Part of a data file
==================================================
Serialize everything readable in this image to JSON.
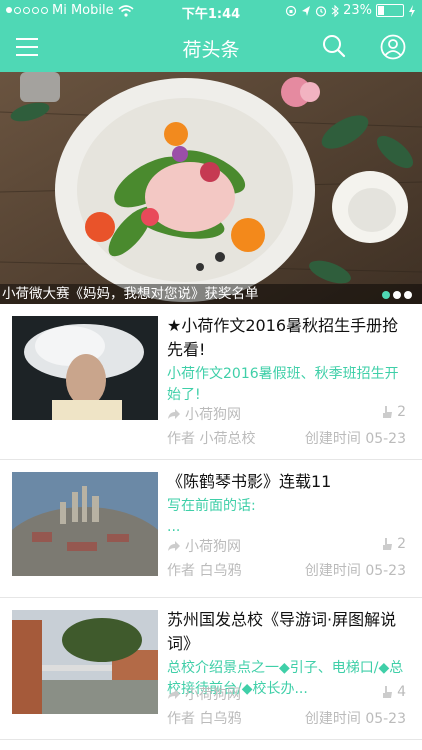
{
  "status_bar": {
    "carrier": "Mi Mobile",
    "time": "下午1:44",
    "battery": "23%",
    "battery_level": 0.23
  },
  "nav": {
    "title": "荷头条",
    "menu_icon": "hamburger-menu-icon",
    "search_icon": "search-icon",
    "user_icon": "user-icon"
  },
  "banner": {
    "caption": "小荷微大赛《妈妈，我想对您说》获奖名单",
    "page_count": 3,
    "active_page": 1
  },
  "articles": [
    {
      "headline": "★小荷作文2016暑秋招生手册抢先看!",
      "summary": "小荷作文2016暑假班、秋季班招生开始了!",
      "source": "小荷狗网",
      "likes": "2",
      "author_label": "作者",
      "author": "小荷总校",
      "created_label": "创建时间",
      "created": "05-23"
    },
    {
      "headline": "《陈鹤琴书影》连载11",
      "summary": "写在前面的话:\n...",
      "source": "小荷狗网",
      "likes": "2",
      "author_label": "作者",
      "author": "白乌鸦",
      "created_label": "创建时间",
      "created": "05-23"
    },
    {
      "headline": "苏州国发总校《导游词·屏图解说词》",
      "summary": "总校介绍景点之一◆引子、电梯口/◆总校接待前台/◆校长办...",
      "source": "小荷狗网",
      "likes": "4",
      "author_label": "作者",
      "author": "白乌鸦",
      "created_label": "创建时间",
      "created": "05-23"
    }
  ],
  "colors": {
    "accent": "#4fd8b5",
    "summary_text": "#3fcfa8",
    "meta_text": "#bbbbbb"
  }
}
==================================================
**To do:** Return all of the entries exactly as written, but drop any pictures they hold.

**Written solution:**
Serialize everything readable in this image to JSON.
{
  "status_bar": {
    "carrier": "Mi Mobile",
    "time": "下午1:44",
    "battery": "23%",
    "battery_level": 0.23
  },
  "nav": {
    "title": "荷头条",
    "menu_icon": "hamburger-menu-icon",
    "search_icon": "search-icon",
    "user_icon": "user-icon"
  },
  "banner": {
    "caption": "小荷微大赛《妈妈，我想对您说》获奖名单",
    "page_count": 3,
    "active_page": 1
  },
  "articles": [
    {
      "headline": "★小荷作文2016暑秋招生手册抢先看!",
      "summary": "小荷作文2016暑假班、秋季班招生开始了!",
      "source": "小荷狗网",
      "likes": "2",
      "author_label": "作者",
      "author": "小荷总校",
      "created_label": "创建时间",
      "created": "05-23"
    },
    {
      "headline": "《陈鹤琴书影》连载11",
      "summary": "写在前面的话:\n...",
      "source": "小荷狗网",
      "likes": "2",
      "author_label": "作者",
      "author": "白乌鸦",
      "created_label": "创建时间",
      "created": "05-23"
    },
    {
      "headline": "苏州国发总校《导游词·屏图解说词》",
      "summary": "总校介绍景点之一◆引子、电梯口/◆总校接待前台/◆校长办...",
      "source": "小荷狗网",
      "likes": "4",
      "author_label": "作者",
      "author": "白乌鸦",
      "created_label": "创建时间",
      "created": "05-23"
    }
  ],
  "colors": {
    "accent": "#4fd8b5",
    "summary_text": "#3fcfa8",
    "meta_text": "#bbbbbb"
  }
}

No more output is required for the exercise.